Dataset items
* * *

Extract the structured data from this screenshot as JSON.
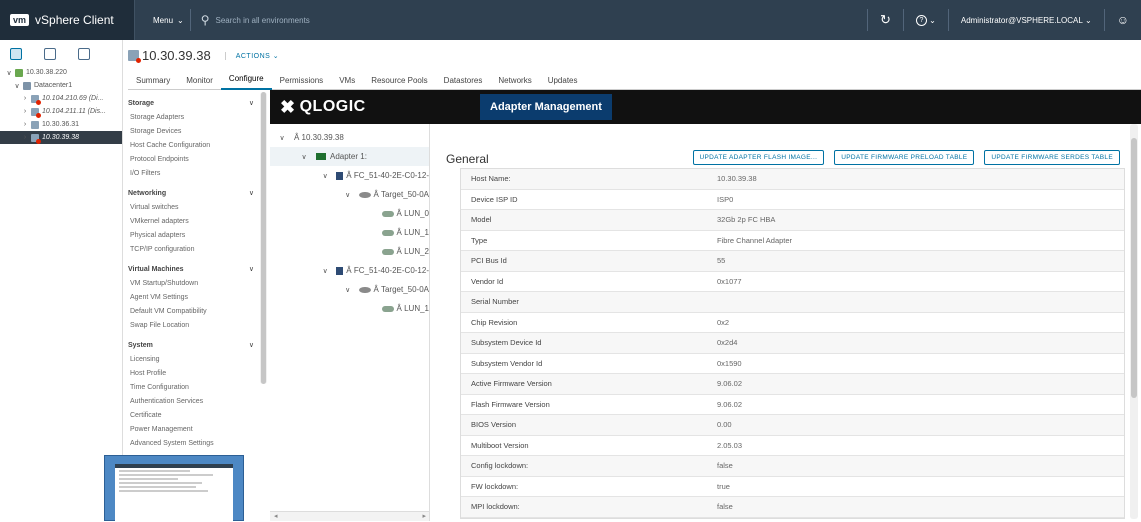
{
  "topbar": {
    "logo": "vm",
    "app_name": "vSphere Client",
    "menu_label": "Menu",
    "search_placeholder": "Search in all environments",
    "user": "Administrator@VSPHERE.LOCAL"
  },
  "nav_tree": [
    {
      "label": "10.30.38.220",
      "italic": false,
      "indent": 0,
      "caret": "v",
      "icon": "vcenter"
    },
    {
      "label": "Datacenter1",
      "italic": false,
      "indent": 1,
      "caret": "v",
      "icon": "datacenter"
    },
    {
      "label": "10.104.210.69 (Di...",
      "italic": true,
      "indent": 2,
      "caret": ">",
      "icon": "host-warn"
    },
    {
      "label": "10.104.211.11 (Dis...",
      "italic": true,
      "indent": 2,
      "caret": ">",
      "icon": "host-warn"
    },
    {
      "label": "10.30.36.31",
      "italic": false,
      "indent": 2,
      "caret": ">",
      "icon": "host"
    },
    {
      "label": "10.30.39.38",
      "italic": true,
      "indent": 2,
      "caret": ">",
      "icon": "host-warn",
      "selected": true
    }
  ],
  "header": {
    "title": "10.30.39.38",
    "actions_label": "ACTIONS",
    "tabs": [
      {
        "label": "Summary",
        "active": false
      },
      {
        "label": "Monitor",
        "active": false
      },
      {
        "label": "Configure",
        "active": true
      },
      {
        "label": "Permissions",
        "active": false
      },
      {
        "label": "VMs",
        "active": false
      },
      {
        "label": "Resource Pools",
        "active": false
      },
      {
        "label": "Datastores",
        "active": false
      },
      {
        "label": "Networks",
        "active": false
      },
      {
        "label": "Updates",
        "active": false
      }
    ]
  },
  "config_nav": [
    {
      "section": "Storage",
      "items": [
        "Storage Adapters",
        "Storage Devices",
        "Host Cache Configuration",
        "Protocol Endpoints",
        "I/O Filters"
      ]
    },
    {
      "section": "Networking",
      "items": [
        "Virtual switches",
        "VMkernel adapters",
        "Physical adapters",
        "TCP/IP configuration"
      ]
    },
    {
      "section": "Virtual Machines",
      "items": [
        "VM Startup/Shutdown",
        "Agent VM Settings",
        "Default VM Compatibility",
        "Swap File Location"
      ]
    },
    {
      "section": "System",
      "items": [
        "Licensing",
        "Host Profile",
        "Time Configuration",
        "Authentication Services",
        "Certificate",
        "Power Management",
        "Advanced System Settings"
      ]
    }
  ],
  "banner": {
    "brand": "QLOGIC",
    "title": "Adapter Management"
  },
  "adapter_tree": [
    {
      "label": "Â 10.30.39.38",
      "indent": 0,
      "caret": "v",
      "icon": "none"
    },
    {
      "label": "Adapter 1:",
      "indent": 1,
      "caret": "v",
      "icon": "adapter",
      "highlight": true
    },
    {
      "label": "Â FC_51-40-2E-C0-12-",
      "indent": 2,
      "caret": "v",
      "icon": "fc"
    },
    {
      "label": "Â Target_50-0A",
      "indent": 3,
      "caret": "v",
      "icon": "target"
    },
    {
      "label": "Â LUN_0",
      "indent": 4,
      "caret": "",
      "icon": "lun"
    },
    {
      "label": "Â LUN_1",
      "indent": 4,
      "caret": "",
      "icon": "lun"
    },
    {
      "label": "Â LUN_2",
      "indent": 4,
      "caret": "",
      "icon": "lun"
    },
    {
      "label": "Â FC_51-40-2E-C0-12-",
      "indent": 2,
      "caret": "v",
      "icon": "fc"
    },
    {
      "label": "Â Target_50-0A",
      "indent": 3,
      "caret": "v",
      "icon": "target"
    },
    {
      "label": "Â LUN_1",
      "indent": 4,
      "caret": "",
      "icon": "lun"
    }
  ],
  "general": {
    "title": "General",
    "buttons": [
      "UPDATE ADAPTER FLASH IMAGE...",
      "UPDATE FIRMWARE PRELOAD TABLE",
      "UPDATE FIRMWARE SERDES TABLE"
    ],
    "properties": [
      {
        "key": "Host Name:",
        "value": "10.30.39.38"
      },
      {
        "key": "Device ISP ID",
        "value": "ISP0"
      },
      {
        "key": "Model",
        "value": "32Gb 2p FC HBA"
      },
      {
        "key": "Type",
        "value": "Fibre Channel Adapter"
      },
      {
        "key": "PCI Bus Id",
        "value": "55"
      },
      {
        "key": "Vendor Id",
        "value": "0x1077"
      },
      {
        "key": "Serial Number",
        "value": ""
      },
      {
        "key": "Chip Revision",
        "value": "0x2"
      },
      {
        "key": "Subsystem Device Id",
        "value": "0x2d4"
      },
      {
        "key": "Subsystem Vendor Id",
        "value": "0x1590"
      },
      {
        "key": "Active Firmware Version",
        "value": "9.06.02"
      },
      {
        "key": "Flash Firmware Version",
        "value": "9.06.02"
      },
      {
        "key": "BIOS Version",
        "value": "0.00"
      },
      {
        "key": "Multiboot Version",
        "value": "2.05.03"
      },
      {
        "key": "Config lockdown:",
        "value": "false"
      },
      {
        "key": "FW lockdown:",
        "value": "true"
      },
      {
        "key": "MPI lockdown:",
        "value": "false"
      }
    ]
  }
}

* * *

### EXERCISE DESCRIPTION
From the data above, gather every line that includes the word "Virtual".

### TASK OUTPUT
        "Virtual switches",
      "section": "Virtual Machines",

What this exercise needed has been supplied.